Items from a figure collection

>> begin

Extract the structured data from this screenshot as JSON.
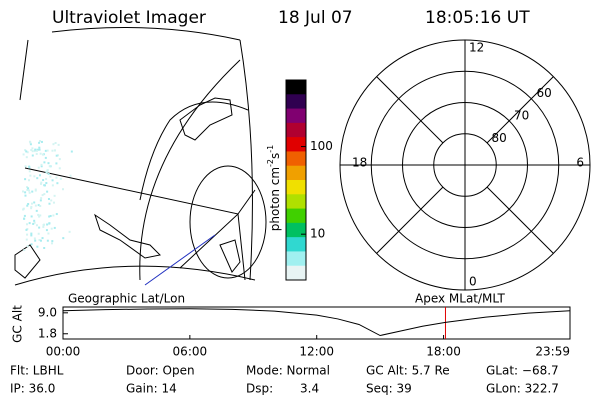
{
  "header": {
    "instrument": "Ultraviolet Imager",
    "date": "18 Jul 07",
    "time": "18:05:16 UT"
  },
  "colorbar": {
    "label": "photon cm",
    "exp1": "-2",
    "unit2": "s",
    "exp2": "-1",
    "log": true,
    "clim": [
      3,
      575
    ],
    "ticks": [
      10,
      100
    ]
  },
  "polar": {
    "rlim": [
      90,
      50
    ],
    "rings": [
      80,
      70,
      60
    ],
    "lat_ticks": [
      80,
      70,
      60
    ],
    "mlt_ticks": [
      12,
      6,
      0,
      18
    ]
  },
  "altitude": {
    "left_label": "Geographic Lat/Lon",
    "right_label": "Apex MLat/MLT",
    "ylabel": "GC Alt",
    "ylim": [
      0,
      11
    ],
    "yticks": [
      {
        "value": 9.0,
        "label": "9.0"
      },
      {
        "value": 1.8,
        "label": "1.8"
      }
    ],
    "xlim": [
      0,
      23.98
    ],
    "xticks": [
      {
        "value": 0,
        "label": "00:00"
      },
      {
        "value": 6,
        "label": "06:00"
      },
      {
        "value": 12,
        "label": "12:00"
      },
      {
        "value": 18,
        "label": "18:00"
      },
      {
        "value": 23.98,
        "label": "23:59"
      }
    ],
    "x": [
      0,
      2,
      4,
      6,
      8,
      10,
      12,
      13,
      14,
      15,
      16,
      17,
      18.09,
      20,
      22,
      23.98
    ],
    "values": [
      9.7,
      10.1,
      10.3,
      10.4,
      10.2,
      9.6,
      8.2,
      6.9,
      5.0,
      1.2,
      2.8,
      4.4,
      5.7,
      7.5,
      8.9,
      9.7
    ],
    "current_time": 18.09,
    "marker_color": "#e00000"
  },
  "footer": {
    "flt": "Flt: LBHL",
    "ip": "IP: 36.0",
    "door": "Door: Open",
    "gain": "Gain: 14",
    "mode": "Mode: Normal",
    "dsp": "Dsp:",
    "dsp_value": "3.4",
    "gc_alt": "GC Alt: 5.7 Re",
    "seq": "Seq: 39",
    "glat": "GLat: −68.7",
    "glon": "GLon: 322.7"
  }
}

>> end
>> begin

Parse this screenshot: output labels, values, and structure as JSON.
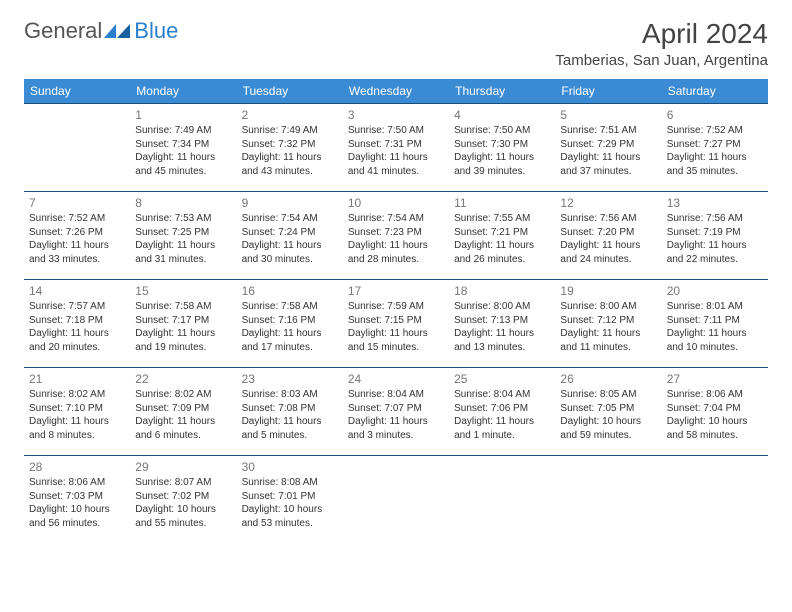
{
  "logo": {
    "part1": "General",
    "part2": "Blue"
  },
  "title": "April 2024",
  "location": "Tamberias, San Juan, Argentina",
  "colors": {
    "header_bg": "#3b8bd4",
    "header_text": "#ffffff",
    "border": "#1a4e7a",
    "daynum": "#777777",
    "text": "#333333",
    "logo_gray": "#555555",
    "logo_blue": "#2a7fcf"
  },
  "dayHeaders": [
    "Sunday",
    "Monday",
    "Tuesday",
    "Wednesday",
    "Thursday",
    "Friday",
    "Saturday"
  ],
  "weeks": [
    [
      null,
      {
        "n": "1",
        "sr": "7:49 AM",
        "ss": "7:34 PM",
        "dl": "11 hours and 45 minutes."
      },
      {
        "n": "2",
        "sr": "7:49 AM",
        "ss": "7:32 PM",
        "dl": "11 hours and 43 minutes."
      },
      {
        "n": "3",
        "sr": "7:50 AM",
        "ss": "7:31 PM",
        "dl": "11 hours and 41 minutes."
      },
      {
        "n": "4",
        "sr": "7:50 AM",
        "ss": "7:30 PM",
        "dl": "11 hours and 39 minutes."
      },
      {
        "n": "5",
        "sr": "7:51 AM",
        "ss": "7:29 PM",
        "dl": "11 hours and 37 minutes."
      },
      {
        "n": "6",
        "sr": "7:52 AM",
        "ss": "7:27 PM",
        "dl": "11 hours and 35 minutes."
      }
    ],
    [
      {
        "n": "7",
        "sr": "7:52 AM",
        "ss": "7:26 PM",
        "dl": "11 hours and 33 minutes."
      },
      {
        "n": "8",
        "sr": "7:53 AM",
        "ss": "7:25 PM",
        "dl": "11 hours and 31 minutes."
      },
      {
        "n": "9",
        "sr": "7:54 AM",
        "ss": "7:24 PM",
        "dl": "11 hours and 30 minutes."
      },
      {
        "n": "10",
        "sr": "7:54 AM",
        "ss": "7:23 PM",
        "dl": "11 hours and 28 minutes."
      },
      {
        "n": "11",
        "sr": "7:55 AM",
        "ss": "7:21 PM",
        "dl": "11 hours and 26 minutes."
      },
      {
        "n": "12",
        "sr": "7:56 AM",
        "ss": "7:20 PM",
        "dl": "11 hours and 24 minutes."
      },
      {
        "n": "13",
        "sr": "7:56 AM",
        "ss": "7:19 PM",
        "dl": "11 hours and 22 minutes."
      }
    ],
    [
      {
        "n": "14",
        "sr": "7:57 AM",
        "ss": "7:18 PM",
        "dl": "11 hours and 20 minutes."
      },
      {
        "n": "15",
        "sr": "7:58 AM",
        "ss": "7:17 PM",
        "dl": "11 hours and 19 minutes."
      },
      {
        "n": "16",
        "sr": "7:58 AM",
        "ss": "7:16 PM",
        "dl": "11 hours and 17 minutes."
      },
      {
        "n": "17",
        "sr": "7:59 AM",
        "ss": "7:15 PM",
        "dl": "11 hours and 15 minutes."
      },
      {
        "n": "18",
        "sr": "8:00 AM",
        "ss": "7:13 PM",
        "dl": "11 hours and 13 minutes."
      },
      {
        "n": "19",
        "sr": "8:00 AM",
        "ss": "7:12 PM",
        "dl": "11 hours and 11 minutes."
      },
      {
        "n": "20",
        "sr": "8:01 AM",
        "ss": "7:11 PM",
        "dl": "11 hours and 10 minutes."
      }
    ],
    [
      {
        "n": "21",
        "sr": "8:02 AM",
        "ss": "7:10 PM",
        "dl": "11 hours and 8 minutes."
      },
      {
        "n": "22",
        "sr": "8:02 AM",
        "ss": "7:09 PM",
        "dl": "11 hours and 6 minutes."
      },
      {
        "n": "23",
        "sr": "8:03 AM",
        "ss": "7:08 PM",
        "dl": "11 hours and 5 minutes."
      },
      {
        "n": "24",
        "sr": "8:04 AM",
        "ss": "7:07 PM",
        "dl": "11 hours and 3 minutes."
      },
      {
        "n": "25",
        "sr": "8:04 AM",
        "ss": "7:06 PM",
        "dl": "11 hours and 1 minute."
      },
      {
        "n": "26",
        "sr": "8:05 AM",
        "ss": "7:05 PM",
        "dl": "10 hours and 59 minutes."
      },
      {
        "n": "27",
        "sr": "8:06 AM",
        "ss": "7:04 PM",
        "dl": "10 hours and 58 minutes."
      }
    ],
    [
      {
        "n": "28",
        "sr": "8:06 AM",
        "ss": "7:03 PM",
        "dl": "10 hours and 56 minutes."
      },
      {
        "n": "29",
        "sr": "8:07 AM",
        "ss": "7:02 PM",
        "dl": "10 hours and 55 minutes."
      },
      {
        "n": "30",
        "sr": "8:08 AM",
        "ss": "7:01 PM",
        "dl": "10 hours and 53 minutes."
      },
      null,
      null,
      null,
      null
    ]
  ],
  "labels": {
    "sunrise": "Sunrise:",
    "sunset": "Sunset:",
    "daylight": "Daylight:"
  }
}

>> end
>> begin

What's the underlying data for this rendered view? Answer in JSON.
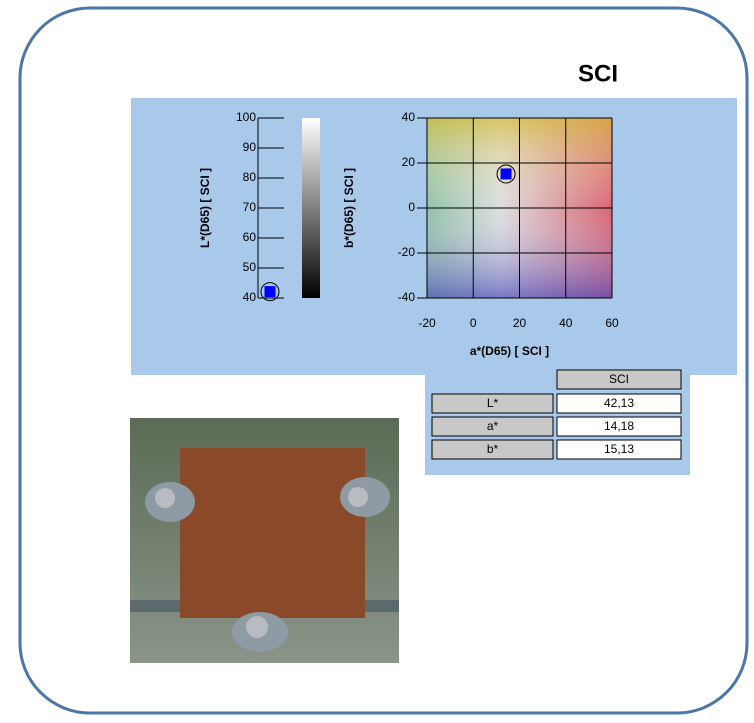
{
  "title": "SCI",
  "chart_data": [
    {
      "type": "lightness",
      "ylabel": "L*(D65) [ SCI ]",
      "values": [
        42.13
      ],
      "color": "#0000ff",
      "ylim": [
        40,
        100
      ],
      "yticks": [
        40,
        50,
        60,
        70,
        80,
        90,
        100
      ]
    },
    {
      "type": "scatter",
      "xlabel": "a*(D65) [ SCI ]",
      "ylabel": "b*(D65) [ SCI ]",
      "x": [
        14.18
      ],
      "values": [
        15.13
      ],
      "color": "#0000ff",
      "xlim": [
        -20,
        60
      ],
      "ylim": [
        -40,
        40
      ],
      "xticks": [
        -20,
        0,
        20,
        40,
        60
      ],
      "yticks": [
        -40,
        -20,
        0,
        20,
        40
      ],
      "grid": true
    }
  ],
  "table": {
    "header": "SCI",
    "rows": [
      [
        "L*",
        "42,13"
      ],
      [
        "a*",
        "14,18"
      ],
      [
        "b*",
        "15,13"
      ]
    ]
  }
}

>> end

* WRITTEN EXERCISE:
In the records above, how many lines include "screenshot"? Give that number and nothing more.

* TASK RESULT:
2